Work to be completed: Consider the records below. How many of their lines include the word "control"? State the number and nothing else.
[Recorded information start]
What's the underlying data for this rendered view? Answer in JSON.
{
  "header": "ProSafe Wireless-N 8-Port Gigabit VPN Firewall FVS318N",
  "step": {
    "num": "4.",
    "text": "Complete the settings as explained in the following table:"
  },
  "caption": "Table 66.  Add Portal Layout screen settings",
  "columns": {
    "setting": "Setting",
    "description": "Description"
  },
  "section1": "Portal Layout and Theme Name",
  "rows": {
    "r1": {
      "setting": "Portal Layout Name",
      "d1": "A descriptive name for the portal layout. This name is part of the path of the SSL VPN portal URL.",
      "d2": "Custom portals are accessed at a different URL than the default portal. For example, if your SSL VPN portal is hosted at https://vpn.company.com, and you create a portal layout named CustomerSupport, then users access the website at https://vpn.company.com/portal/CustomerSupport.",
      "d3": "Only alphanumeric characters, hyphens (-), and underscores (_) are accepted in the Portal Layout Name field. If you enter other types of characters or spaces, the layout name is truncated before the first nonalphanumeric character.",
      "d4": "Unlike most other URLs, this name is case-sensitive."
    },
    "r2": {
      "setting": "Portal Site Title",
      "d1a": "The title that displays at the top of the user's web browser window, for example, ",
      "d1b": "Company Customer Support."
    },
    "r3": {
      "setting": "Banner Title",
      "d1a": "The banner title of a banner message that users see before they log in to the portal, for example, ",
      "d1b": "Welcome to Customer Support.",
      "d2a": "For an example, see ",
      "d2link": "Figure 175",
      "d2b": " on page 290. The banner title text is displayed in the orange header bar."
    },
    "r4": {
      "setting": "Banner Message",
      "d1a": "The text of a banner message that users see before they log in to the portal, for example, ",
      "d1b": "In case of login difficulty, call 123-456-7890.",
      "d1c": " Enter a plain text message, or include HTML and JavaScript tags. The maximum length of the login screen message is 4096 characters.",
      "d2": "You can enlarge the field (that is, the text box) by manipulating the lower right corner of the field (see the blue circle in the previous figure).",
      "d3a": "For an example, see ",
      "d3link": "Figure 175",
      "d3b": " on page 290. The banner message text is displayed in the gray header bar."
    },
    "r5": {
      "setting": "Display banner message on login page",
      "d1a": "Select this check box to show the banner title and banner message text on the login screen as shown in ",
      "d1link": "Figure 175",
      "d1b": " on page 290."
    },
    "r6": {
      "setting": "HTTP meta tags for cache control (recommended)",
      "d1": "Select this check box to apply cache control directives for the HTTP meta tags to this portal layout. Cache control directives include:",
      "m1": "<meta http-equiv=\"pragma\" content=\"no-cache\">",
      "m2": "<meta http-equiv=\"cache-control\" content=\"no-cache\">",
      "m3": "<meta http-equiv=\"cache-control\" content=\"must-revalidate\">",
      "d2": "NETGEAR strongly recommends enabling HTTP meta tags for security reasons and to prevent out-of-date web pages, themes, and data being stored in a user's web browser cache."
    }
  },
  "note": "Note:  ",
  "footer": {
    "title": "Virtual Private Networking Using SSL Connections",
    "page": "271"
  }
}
[Recorded information end]
Task output: 4